**** RECORDS FOR THIS TASK ****

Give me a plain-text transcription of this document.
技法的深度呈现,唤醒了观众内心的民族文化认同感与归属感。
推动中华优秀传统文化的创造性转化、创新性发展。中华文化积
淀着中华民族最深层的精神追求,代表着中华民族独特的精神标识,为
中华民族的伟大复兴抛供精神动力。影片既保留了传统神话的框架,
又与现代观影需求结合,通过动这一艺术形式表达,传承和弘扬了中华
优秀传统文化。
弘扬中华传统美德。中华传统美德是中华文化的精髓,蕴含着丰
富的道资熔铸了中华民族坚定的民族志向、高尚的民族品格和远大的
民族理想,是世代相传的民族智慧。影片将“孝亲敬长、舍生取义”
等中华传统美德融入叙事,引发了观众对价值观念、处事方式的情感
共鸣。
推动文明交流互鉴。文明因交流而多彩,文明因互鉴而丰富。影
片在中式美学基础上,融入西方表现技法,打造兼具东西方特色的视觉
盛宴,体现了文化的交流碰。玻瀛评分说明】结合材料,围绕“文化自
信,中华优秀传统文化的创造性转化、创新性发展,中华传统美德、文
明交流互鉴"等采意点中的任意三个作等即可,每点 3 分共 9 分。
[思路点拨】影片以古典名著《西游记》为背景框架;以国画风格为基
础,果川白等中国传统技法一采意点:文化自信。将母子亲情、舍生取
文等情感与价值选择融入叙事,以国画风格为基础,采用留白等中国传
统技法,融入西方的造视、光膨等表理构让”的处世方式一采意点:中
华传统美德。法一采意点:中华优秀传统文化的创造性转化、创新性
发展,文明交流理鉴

****

## WHAT TO DO
Write each line above out exactly.

## ANSWER FOR THE TASK
Give me a plain-text transcription of this document.
技法的深度呈现,唤醒了观众内心的民族文化认同感与归属感。
推动中华优秀传统文化的创造性转化、创新性发展。中华文化积
淀着中华民族最深层的精神追求,代表着中华民族独特的精神标识,为
中华民族的伟大复兴抛供精神动力。影片既保留了传统神话的框架,
又与现代观影需求结合,通过动这一艺术形式表达,传承和弘扬了中华
优秀传统文化。
弘扬中华传统美德。中华传统美德是中华文化的精髓,蕴含着丰
富的道资熔铸了中华民族坚定的民族志向、高尚的民族品格和远大的
民族理想,是世代相传的民族智慧。影片将“孝亲敬长、舍生取义”
等中华传统美德融入叙事,引发了观众对价值观念、处事方式的情感
共鸣。
推动文明交流互鉴。文明因交流而多彩,文明因互鉴而丰富。影
片在中式美学基础上,融入西方表现技法,打造兼具东西方特色的视觉
盛宴,体现了文化的交流碰。玻瀛评分说明】结合材料,围绕“文化自
信,中华优秀传统文化的创造性转化、创新性发展,中华传统美德、文
明交流互鉴"等采意点中的任意三个作等即可,每点 3 分共 9 分。
[思路点拨】影片以古典名著《西游记》为背景框架;以国画风格为基
础,果川白等中国传统技法一采意点:文化自信。将母子亲情、舍生取
文等情感与价值选择融入叙事,以国画风格为基础,采用留白等中国传
统技法,融入西方的造视、光膨等表理构让”的处世方式一采意点:中
华传统美德。法一采意点:中华优秀传统文化的创造性转化、创新性
发展,文明交流理鉴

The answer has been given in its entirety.